◆ Given task
Pick out and copy every line below that has the word "content".

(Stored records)
>> Start

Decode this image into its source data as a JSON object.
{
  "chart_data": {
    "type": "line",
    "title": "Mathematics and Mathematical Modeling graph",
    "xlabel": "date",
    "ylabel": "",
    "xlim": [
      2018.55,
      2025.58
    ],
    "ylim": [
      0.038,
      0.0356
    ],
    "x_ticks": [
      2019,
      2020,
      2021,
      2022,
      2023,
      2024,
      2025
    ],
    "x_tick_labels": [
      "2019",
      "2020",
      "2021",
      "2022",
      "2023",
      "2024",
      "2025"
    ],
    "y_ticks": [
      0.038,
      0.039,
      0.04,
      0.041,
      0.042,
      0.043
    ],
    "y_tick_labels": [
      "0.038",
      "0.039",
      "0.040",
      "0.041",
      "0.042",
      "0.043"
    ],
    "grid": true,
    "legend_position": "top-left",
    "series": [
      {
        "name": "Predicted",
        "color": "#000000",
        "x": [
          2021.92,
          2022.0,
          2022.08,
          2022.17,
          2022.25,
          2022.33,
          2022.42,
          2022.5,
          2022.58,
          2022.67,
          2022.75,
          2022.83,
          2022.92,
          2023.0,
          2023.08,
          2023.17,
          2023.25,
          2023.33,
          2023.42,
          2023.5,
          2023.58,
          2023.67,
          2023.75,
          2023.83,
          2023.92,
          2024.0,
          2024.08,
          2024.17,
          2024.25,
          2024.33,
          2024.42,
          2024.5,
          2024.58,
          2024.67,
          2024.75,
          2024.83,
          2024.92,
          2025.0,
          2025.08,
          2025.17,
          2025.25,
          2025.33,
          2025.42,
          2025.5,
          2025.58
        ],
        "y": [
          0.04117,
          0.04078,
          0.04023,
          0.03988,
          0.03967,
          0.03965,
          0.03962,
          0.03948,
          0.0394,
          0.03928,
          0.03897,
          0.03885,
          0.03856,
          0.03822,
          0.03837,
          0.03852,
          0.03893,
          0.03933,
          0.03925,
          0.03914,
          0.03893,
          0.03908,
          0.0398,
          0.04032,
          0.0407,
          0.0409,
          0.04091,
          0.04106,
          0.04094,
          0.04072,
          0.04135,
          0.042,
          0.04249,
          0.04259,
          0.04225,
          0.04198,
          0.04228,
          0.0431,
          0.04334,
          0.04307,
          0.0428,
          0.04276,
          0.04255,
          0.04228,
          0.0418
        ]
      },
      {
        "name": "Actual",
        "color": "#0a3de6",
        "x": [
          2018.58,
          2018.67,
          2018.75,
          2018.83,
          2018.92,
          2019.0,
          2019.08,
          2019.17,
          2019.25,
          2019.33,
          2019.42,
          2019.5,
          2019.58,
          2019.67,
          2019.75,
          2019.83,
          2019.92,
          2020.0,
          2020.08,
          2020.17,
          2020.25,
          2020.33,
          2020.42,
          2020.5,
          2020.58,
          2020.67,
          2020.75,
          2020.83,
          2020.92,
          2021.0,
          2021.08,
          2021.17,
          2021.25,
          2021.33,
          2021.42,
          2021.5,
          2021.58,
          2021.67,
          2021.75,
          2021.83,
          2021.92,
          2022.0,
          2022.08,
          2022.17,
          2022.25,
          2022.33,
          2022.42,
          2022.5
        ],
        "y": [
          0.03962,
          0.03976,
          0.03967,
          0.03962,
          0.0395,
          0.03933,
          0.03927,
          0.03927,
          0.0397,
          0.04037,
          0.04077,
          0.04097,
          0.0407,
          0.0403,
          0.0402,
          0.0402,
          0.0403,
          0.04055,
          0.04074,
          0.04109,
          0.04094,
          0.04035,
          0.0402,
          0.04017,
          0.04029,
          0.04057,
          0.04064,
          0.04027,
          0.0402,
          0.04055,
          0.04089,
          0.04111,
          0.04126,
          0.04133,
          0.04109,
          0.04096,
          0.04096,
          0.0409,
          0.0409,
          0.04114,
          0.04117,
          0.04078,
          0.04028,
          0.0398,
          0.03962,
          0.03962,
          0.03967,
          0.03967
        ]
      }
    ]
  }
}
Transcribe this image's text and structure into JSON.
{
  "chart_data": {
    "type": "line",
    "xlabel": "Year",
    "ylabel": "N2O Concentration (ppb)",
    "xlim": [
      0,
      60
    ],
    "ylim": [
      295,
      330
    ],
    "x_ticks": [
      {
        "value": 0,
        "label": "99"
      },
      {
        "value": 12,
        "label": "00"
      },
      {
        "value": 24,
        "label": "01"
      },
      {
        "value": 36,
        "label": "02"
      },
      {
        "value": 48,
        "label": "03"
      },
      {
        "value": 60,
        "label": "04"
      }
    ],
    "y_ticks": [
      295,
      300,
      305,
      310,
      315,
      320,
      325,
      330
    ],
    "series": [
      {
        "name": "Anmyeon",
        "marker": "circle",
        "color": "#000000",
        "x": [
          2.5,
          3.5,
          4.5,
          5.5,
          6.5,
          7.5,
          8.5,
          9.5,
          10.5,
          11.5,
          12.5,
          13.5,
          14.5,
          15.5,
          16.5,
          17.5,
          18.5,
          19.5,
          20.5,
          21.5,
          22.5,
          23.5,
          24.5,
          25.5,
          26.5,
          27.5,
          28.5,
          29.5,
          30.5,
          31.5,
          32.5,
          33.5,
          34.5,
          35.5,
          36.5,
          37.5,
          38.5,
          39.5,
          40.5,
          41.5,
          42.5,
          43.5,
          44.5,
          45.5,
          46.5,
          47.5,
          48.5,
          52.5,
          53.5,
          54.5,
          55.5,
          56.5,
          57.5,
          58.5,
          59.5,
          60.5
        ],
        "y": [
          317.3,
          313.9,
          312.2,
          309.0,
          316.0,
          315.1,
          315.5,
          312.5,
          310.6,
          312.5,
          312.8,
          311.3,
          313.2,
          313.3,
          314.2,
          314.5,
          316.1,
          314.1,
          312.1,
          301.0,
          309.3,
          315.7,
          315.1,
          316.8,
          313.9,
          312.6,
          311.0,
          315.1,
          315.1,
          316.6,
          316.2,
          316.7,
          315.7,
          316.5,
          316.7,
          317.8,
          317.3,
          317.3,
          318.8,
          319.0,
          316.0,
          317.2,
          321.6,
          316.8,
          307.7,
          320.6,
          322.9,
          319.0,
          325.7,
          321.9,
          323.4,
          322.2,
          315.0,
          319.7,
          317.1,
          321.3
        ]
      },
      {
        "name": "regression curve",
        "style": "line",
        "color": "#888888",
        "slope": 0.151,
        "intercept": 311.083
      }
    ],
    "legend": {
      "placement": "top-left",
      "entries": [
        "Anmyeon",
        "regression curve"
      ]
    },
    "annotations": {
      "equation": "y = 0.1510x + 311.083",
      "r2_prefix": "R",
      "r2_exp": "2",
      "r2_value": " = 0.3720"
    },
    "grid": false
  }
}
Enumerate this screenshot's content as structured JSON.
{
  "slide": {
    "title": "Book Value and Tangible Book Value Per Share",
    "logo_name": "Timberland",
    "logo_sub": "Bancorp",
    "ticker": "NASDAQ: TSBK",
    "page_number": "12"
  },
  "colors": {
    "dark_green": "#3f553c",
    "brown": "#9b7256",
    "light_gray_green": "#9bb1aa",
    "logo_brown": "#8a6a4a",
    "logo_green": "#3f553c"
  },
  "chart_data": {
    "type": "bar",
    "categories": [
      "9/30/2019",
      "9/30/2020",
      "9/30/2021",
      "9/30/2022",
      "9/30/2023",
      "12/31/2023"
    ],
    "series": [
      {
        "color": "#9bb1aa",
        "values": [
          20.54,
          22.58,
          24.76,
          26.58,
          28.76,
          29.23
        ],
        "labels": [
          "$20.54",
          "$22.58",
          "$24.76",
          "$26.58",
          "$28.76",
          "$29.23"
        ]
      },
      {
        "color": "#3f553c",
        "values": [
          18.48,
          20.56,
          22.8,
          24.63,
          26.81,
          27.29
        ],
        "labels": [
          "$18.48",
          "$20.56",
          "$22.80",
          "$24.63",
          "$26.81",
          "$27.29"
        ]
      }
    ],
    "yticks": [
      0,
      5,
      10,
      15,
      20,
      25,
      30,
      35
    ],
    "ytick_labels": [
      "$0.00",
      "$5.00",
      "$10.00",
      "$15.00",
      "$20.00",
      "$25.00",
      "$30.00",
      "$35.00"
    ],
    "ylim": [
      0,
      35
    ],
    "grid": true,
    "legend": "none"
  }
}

>> End
>> Start

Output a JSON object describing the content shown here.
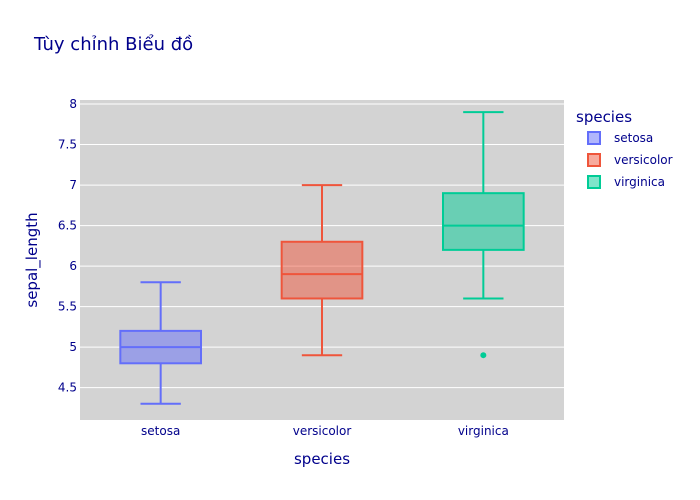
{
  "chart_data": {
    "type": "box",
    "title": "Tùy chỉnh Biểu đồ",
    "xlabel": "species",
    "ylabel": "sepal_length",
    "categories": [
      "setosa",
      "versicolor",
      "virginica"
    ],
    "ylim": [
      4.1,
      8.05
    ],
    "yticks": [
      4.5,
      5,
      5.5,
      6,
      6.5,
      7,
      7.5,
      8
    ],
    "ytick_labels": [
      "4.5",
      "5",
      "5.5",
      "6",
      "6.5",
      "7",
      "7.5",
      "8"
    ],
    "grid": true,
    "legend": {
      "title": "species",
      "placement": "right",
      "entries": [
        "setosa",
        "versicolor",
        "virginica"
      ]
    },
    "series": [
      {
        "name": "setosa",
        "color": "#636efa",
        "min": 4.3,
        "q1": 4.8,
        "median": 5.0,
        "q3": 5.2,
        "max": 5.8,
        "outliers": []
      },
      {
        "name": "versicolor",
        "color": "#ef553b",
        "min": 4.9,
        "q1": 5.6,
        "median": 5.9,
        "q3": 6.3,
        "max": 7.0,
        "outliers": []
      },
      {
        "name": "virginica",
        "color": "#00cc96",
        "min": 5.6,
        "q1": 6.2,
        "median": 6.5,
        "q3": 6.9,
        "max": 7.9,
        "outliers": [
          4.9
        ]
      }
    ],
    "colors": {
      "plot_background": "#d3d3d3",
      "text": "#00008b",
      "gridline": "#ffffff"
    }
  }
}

>> End
>> Start

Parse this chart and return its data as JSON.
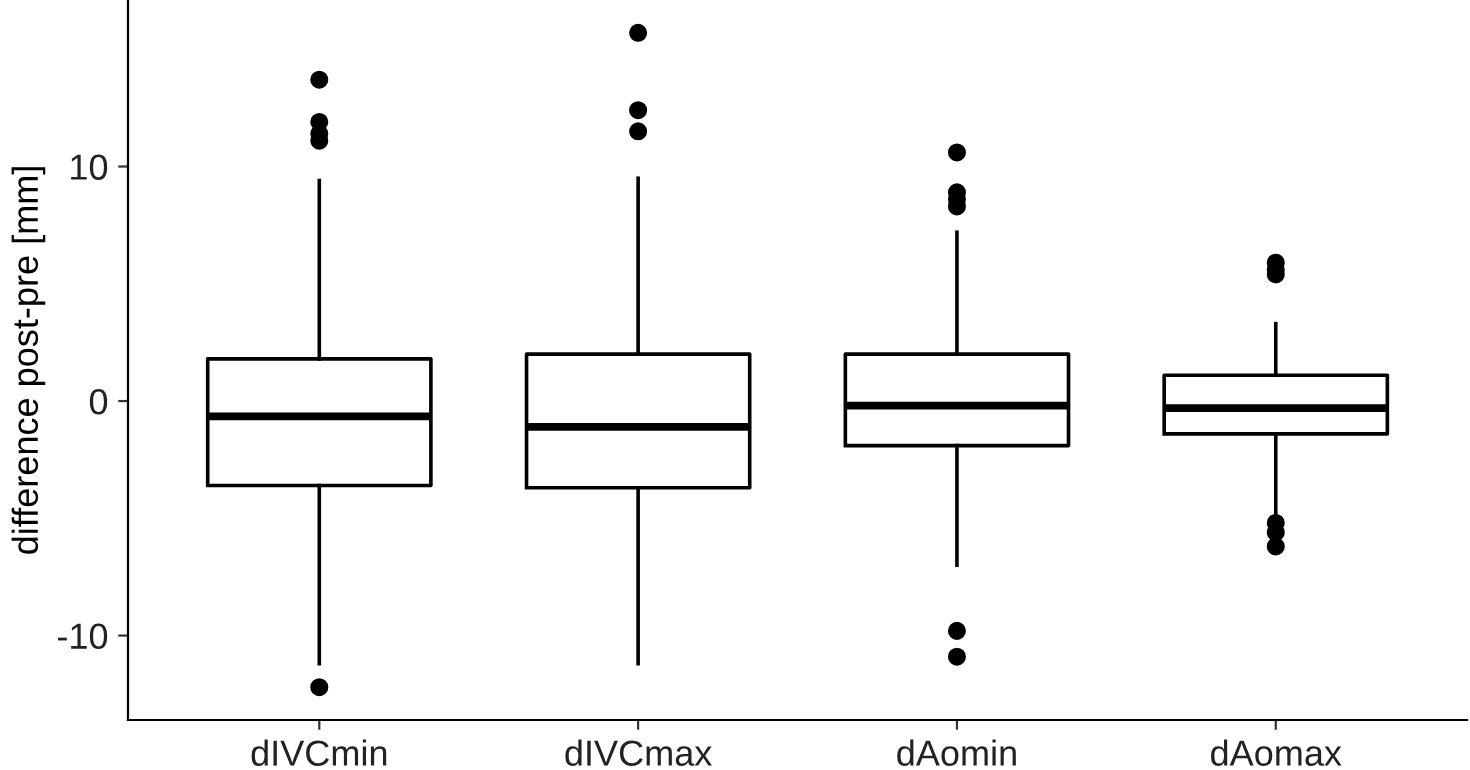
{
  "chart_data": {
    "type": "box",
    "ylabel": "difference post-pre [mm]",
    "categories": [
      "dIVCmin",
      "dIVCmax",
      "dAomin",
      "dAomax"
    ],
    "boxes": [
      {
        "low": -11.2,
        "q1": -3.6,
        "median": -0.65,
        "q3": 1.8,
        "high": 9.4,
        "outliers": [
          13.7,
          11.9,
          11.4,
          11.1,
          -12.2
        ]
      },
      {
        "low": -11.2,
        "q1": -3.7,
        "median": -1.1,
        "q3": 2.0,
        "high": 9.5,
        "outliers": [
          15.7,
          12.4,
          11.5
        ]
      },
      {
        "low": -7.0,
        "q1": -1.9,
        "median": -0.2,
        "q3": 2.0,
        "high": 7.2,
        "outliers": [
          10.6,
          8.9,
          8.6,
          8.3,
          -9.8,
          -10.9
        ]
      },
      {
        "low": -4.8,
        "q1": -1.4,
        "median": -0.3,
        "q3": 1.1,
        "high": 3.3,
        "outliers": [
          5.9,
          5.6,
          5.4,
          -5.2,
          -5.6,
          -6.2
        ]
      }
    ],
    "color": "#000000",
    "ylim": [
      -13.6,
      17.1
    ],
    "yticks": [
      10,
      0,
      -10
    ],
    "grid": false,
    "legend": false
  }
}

>> End

◆ Exercise result
Enumerate this screenshot's content as structured JSON.
Output a JSON object describing the content shown here.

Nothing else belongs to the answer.